- **Task requirements**
All of the records listed below should be retyped exactly.

- **Exercise materials**
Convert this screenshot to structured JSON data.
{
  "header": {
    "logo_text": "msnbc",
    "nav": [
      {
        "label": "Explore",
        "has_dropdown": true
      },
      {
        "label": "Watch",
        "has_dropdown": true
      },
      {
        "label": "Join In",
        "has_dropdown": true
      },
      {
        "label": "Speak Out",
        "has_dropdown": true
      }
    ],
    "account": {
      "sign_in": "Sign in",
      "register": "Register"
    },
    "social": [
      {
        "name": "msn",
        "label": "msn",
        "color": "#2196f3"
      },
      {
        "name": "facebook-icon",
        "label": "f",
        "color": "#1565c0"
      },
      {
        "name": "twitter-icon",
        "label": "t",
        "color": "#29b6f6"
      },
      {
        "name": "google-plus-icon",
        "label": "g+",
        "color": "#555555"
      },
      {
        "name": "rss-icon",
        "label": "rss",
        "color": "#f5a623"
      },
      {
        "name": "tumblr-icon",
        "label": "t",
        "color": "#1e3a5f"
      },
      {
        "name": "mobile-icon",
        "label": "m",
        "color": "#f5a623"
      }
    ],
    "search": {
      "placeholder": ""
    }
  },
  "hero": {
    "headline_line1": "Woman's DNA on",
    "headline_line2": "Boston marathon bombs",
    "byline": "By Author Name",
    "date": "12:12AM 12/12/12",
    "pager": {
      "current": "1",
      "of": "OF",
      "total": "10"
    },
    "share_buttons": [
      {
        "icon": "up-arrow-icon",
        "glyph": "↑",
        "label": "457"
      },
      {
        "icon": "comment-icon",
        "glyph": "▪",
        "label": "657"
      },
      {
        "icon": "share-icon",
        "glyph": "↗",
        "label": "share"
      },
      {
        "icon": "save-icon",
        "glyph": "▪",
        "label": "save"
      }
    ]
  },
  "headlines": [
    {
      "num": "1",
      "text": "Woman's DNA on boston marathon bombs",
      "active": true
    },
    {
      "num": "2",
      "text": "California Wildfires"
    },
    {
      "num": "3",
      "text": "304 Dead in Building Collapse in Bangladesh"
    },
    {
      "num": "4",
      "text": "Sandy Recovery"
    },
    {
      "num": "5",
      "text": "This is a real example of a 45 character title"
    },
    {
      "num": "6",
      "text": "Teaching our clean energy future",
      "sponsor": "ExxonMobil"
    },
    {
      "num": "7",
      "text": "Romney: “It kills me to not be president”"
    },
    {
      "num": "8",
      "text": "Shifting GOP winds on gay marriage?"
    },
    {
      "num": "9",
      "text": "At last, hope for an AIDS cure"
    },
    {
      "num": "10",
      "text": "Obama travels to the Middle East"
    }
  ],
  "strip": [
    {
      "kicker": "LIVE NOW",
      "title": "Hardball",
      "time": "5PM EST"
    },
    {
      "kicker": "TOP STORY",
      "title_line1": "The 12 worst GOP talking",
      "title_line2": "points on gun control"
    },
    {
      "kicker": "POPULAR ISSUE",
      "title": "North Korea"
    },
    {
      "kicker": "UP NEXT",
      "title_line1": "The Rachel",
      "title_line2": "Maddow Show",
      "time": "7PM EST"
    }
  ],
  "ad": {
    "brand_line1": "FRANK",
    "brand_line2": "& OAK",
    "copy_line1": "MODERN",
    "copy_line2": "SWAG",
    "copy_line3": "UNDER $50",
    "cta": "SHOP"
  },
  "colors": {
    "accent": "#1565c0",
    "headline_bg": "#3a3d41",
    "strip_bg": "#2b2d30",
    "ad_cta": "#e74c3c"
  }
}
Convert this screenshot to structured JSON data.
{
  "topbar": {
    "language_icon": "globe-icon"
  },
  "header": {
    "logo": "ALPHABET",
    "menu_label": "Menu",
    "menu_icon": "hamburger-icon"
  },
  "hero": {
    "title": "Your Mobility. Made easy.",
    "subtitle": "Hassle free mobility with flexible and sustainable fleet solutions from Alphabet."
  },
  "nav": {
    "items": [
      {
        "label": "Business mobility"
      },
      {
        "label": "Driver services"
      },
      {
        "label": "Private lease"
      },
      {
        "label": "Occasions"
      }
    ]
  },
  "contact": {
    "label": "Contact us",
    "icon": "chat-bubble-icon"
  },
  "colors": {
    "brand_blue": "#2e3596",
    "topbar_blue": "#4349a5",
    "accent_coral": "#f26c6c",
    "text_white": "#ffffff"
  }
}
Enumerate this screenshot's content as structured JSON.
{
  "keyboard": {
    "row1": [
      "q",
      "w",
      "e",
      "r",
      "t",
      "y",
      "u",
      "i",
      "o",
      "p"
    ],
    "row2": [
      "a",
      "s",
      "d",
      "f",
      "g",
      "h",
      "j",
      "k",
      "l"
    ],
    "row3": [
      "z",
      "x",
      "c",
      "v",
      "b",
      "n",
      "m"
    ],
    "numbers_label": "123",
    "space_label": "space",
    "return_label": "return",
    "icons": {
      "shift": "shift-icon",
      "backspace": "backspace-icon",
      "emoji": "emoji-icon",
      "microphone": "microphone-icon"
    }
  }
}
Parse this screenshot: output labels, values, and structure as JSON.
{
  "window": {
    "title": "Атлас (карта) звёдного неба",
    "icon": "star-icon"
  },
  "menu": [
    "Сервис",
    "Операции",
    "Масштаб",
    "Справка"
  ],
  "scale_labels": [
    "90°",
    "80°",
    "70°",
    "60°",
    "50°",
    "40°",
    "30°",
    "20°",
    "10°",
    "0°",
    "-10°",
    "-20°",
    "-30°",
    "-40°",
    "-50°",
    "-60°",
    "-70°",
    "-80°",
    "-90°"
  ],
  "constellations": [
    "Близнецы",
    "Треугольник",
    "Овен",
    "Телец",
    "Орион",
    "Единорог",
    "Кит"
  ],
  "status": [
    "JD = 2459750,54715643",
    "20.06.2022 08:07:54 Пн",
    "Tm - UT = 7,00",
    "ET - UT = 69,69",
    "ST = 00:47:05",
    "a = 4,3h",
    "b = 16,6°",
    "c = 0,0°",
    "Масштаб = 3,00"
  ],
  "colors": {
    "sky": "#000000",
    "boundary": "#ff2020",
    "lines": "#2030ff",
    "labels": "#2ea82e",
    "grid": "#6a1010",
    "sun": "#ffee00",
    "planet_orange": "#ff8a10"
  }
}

- **Task result**
Convert this screenshot to structured JSON data.
{
  "header": {
    "logo_text": "msnbc",
    "nav": [
      {
        "label": "Explore",
        "has_dropdown": true
      },
      {
        "label": "Watch",
        "has_dropdown": true
      },
      {
        "label": "Join In",
        "has_dropdown": true
      },
      {
        "label": "Speak Out",
        "has_dropdown": true
      }
    ],
    "account": {
      "sign_in": "Sign in",
      "register": "Register"
    },
    "social": [
      {
        "name": "msn",
        "label": "msn",
        "color": "#2196f3"
      },
      {
        "name": "facebook-icon",
        "label": "f",
        "color": "#1565c0"
      },
      {
        "name": "twitter-icon",
        "label": "t",
        "color": "#29b6f6"
      },
      {
        "name": "google-plus-icon",
        "label": "g+",
        "color": "#555555"
      },
      {
        "name": "rss-icon",
        "label": "rss",
        "color": "#f5a623"
      },
      {
        "name": "tumblr-icon",
        "label": "t",
        "color": "#1e3a5f"
      },
      {
        "name": "mobile-icon",
        "label": "m",
        "color": "#f5a623"
      }
    ],
    "search": {
      "placeholder": ""
    }
  },
  "hero": {
    "headline_line1": "Woman's DNA on",
    "headline_line2": "Boston marathon bombs",
    "byline": "By Author Name",
    "date": "12:12AM 12/12/12",
    "pager": {
      "current": "1",
      "of": "OF",
      "total": "10"
    },
    "share_buttons": [
      {
        "icon": "up-arrow-icon",
        "glyph": "↑",
        "label": "457"
      },
      {
        "icon": "comment-icon",
        "glyph": "▪",
        "label": "657"
      },
      {
        "icon": "share-icon",
        "glyph": "↗",
        "label": "share"
      },
      {
        "icon": "save-icon",
        "glyph": "▪",
        "label": "save"
      }
    ]
  },
  "headlines": [
    {
      "num": "1",
      "text": "Woman's DNA on boston marathon bombs",
      "active": true
    },
    {
      "num": "2",
      "text": "California Wildfires"
    },
    {
      "num": "3",
      "text": "304 Dead in Building Collapse in Bangladesh"
    },
    {
      "num": "4",
      "text": "Sandy Recovery"
    },
    {
      "num": "5",
      "text": "This is a real example of a 45 character title"
    },
    {
      "num": "6",
      "text": "Teaching our clean energy future",
      "sponsor": "ExxonMobil"
    },
    {
      "num": "7",
      "text": "Romney: “It kills me to not be president”"
    },
    {
      "num": "8",
      "text": "Shifting GOP winds on gay marriage?"
    },
    {
      "num": "9",
      "text": "At last, hope for an AIDS cure"
    },
    {
      "num": "10",
      "text": "Obama travels to the Middle East"
    }
  ],
  "strip": [
    {
      "kicker": "LIVE NOW",
      "title": "Hardball",
      "time": "5PM EST"
    },
    {
      "kicker": "TOP STORY",
      "title_line1": "The 12 worst GOP talking",
      "title_line2": "points on gun control"
    },
    {
      "kicker": "POPULAR ISSUE",
      "title": "North Korea"
    },
    {
      "kicker": "UP NEXT",
      "title_line1": "The Rachel",
      "title_line2": "Maddow Show",
      "time": "7PM EST"
    }
  ],
  "ad": {
    "brand_line1": "FRANK",
    "brand_line2": "& OAK",
    "copy_line1": "MODERN",
    "copy_line2": "SWAG",
    "copy_line3": "UNDER $50",
    "cta": "SHOP"
  },
  "colors": {
    "accent": "#1565c0",
    "headline_bg": "#3a3d41",
    "strip_bg": "#2b2d30",
    "ad_cta": "#e74c3c"
  }
}
Convert this screenshot to structured JSON data.
{
  "topbar": {
    "language_icon": "globe-icon"
  },
  "header": {
    "logo": "ALPHABET",
    "menu_label": "Menu",
    "menu_icon": "hamburger-icon"
  },
  "hero": {
    "title": "Your Mobility. Made easy.",
    "subtitle": "Hassle free mobility with flexible and sustainable fleet solutions from Alphabet."
  },
  "nav": {
    "items": [
      {
        "label": "Business mobility"
      },
      {
        "label": "Driver services"
      },
      {
        "label": "Private lease"
      },
      {
        "label": "Occasions"
      }
    ]
  },
  "contact": {
    "label": "Contact us",
    "icon": "chat-bubble-icon"
  },
  "colors": {
    "brand_blue": "#2e3596",
    "topbar_blue": "#4349a5",
    "accent_coral": "#f26c6c",
    "text_white": "#ffffff"
  }
}
Enumerate this screenshot's content as structured JSON.
{
  "keyboard": {
    "row1": [
      "q",
      "w",
      "e",
      "r",
      "t",
      "y",
      "u",
      "i",
      "o",
      "p"
    ],
    "row2": [
      "a",
      "s",
      "d",
      "f",
      "g",
      "h",
      "j",
      "k",
      "l"
    ],
    "row3": [
      "z",
      "x",
      "c",
      "v",
      "b",
      "n",
      "m"
    ],
    "numbers_label": "123",
    "space_label": "space",
    "return_label": "return",
    "icons": {
      "shift": "shift-icon",
      "backspace": "backspace-icon",
      "emoji": "emoji-icon",
      "microphone": "microphone-icon"
    }
  }
}
Parse this screenshot: output labels, values, and structure as JSON.
{
  "window": {
    "title": "Атлас (карта) звёдного неба",
    "icon": "star-icon"
  },
  "menu": [
    "Сервис",
    "Операции",
    "Масштаб",
    "Справка"
  ],
  "scale_labels": [
    "90°",
    "80°",
    "70°",
    "60°",
    "50°",
    "40°",
    "30°",
    "20°",
    "10°",
    "0°",
    "-10°",
    "-20°",
    "-30°",
    "-40°",
    "-50°",
    "-60°",
    "-70°",
    "-80°",
    "-90°"
  ],
  "constellations": [
    "Близнецы",
    "Треугольник",
    "Овен",
    "Телец",
    "Орион",
    "Единорог",
    "Кит"
  ],
  "status": [
    "JD = 2459750,54715643",
    "20.06.2022 08:07:54 Пн",
    "Tm - UT = 7,00",
    "ET - UT = 69,69",
    "ST = 00:47:05",
    "a = 4,3h",
    "b = 16,6°",
    "c = 0,0°",
    "Масштаб = 3,00"
  ],
  "colors": {
    "sky": "#000000",
    "boundary": "#ff2020",
    "lines": "#2030ff",
    "labels": "#2ea82e",
    "grid": "#6a1010",
    "sun": "#ffee00",
    "planet_orange": "#ff8a10"
  }
}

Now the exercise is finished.